### Exercise data
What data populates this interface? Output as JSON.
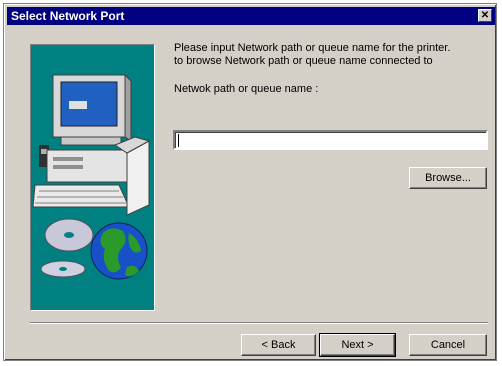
{
  "window": {
    "title": "Select Network Port",
    "close_glyph": "✕"
  },
  "instructions": {
    "line1": "Please input Network path or queue name for the printer.",
    "line2": "to browse Network path or queue name connected to"
  },
  "field": {
    "label": "Netwok path or queue name :",
    "value": ""
  },
  "buttons": {
    "browse": "Browse...",
    "back": "< Back",
    "next": "Next >",
    "cancel": "Cancel"
  },
  "colors": {
    "title_bar": "#000080",
    "face": "#d4d0c8",
    "side_panel": "#008080"
  },
  "icons": [
    "computer-icon",
    "cd-disc-icon",
    "globe-icon"
  ]
}
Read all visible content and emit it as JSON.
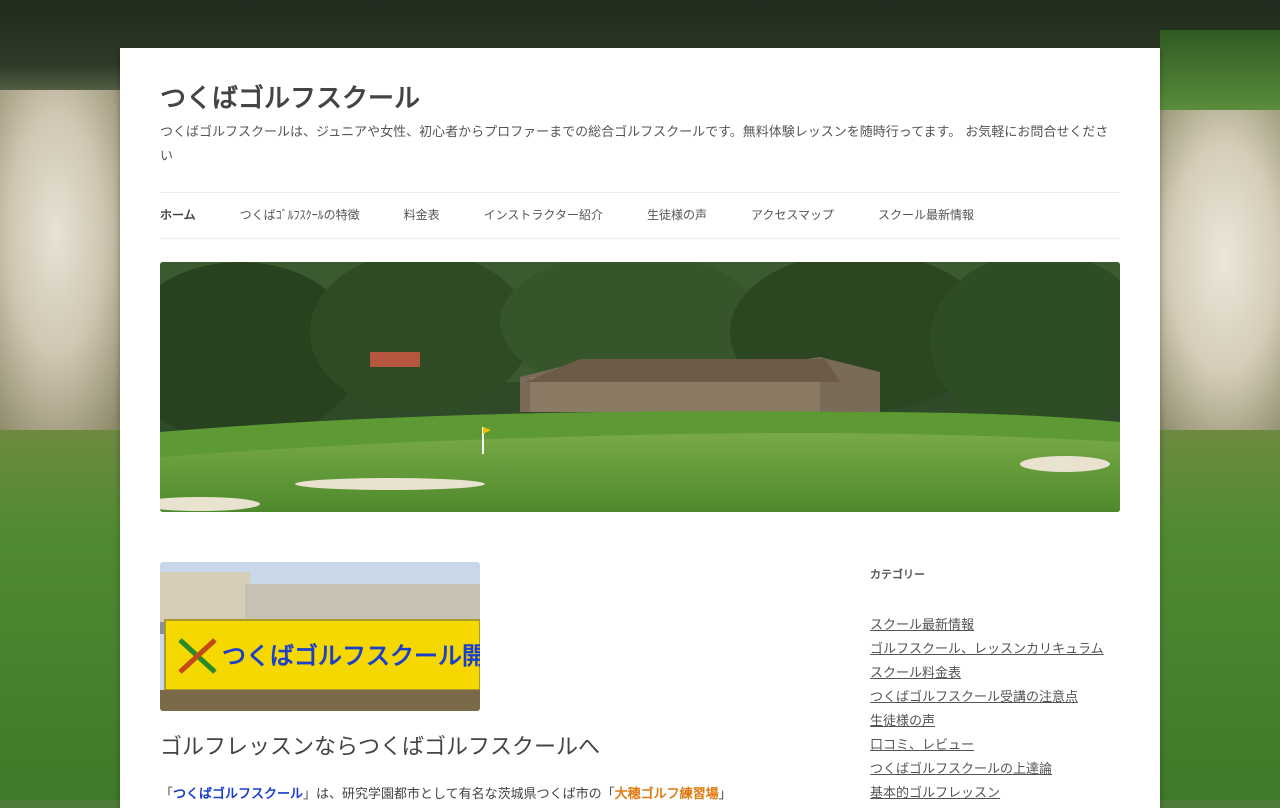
{
  "site": {
    "title": "つくばゴルフスクール",
    "description": "つくばゴルフスクールは、ジュニアや女性、初心者からプロファーまでの総合ゴルフスクールです。無料体験レッスンを随時行ってます。 お気軽にお問合せください"
  },
  "nav": {
    "items": [
      {
        "label": "ホーム"
      },
      {
        "label": "つくばｺﾞﾙﾌｽｸｰﾙの特徴"
      },
      {
        "label": "料金表"
      },
      {
        "label": "インストラクター紹介"
      },
      {
        "label": "生徒様の声"
      },
      {
        "label": "アクセスマップ"
      },
      {
        "label": "スクール最新情報"
      }
    ]
  },
  "post": {
    "banner_text": "つくばゴルフスクール開校中",
    "title": "ゴルフレッスンならつくばゴルフスクールへ",
    "text_open": "「",
    "text_hl": "つくばゴルフスクール",
    "text_mid": "」は、研究学園都市として有名な茨城県つくば市の「",
    "text_hl2": "大穂ゴルフ練習場",
    "text_close": "」"
  },
  "sidebar": {
    "widget_title": "カテゴリー",
    "categories": [
      "スクール最新情報",
      "ゴルフスクール、レッスンカリキュラム",
      "スクール料金表",
      "つくばゴルフスクール受講の注意点",
      "生徒様の声",
      "口コミ、レビュー",
      "つくばゴルフスクールの上達論",
      "基本的ゴルフレッスン"
    ]
  },
  "colors": {
    "link_highlight": "#1a3fcc",
    "link_highlight2": "#e07a10",
    "banner_yellow": "#f5d800"
  }
}
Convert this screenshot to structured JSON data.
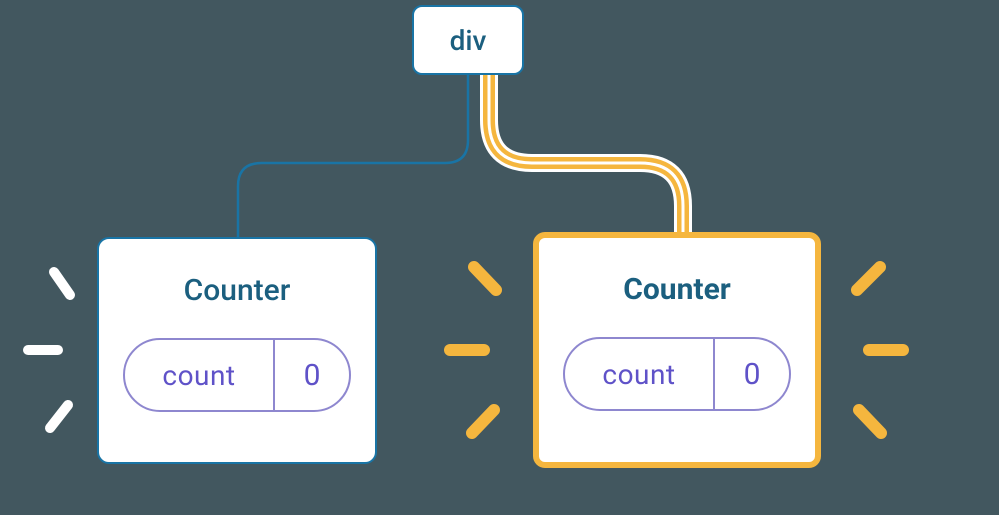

### Set task
Retype each line of the listing above word for word. Exclude the pictures.

### Result
What data populates this interface? Output as JSON.
{
  "window": {
    "title": "Select Network Port",
    "close_glyph": "✕"
  },
  "instructions": {
    "line1": "Please input Network path or queue name for the printer.",
    "line2": "to browse Network path or queue name connected to"
  },
  "field": {
    "label": "Netwok path or queue name :",
    "value": ""
  },
  "buttons": {
    "browse": "Browse...",
    "back": "< Back",
    "next": "Next >",
    "cancel": "Cancel"
  },
  "colors": {
    "title_bar": "#000080",
    "face": "#d4d0c8",
    "side_panel": "#008080"
  },
  "icons": [
    "computer-icon",
    "cd-disc-icon",
    "globe-icon"
  ]
}
Read all visible content and emit it as JSON.
{
  "site": {
    "title": "つくばゴルフスクール",
    "description": "つくばゴルフスクールは、ジュニアや女性、初心者からプロファーまでの総合ゴルフスクールです。無料体験レッスンを随時行ってます。 お気軽にお問合せください"
  },
  "nav": {
    "items": [
      {
        "label": "ホーム"
      },
      {
        "label": "つくばｺﾞﾙﾌｽｸｰﾙの特徴"
      },
      {
        "label": "料金表"
      },
      {
        "label": "インストラクター紹介"
      },
      {
        "label": "生徒様の声"
      },
      {
        "label": "アクセスマップ"
      },
      {
        "label": "スクール最新情報"
      }
    ]
  },
  "post": {
    "banner_text": "つくばゴルフスクール開校中",
    "title": "ゴルフレッスンならつくばゴルフスクールへ",
    "text_open": "「",
    "text_hl": "つくばゴルフスクール",
    "text_mid": "」は、研究学園都市として有名な茨城県つくば市の「",
    "text_hl2": "大穂ゴルフ練習場",
    "text_close": "」"
  },
  "sidebar": {
    "widget_title": "カテゴリー",
    "categories": [
      "スクール最新情報",
      "ゴルフスクール、レッスンカリキュラム",
      "スクール料金表",
      "つくばゴルフスクール受講の注意点",
      "生徒様の声",
      "口コミ、レビュー",
      "つくばゴルフスクールの上達論",
      "基本的ゴルフレッスン"
    ]
  },
  "colors": {
    "link_highlight": "#1a3fcc",
    "link_highlight2": "#e07a10",
    "banner_yellow": "#f5d800"
  }
}
Convert this screenshot to structured JSON data.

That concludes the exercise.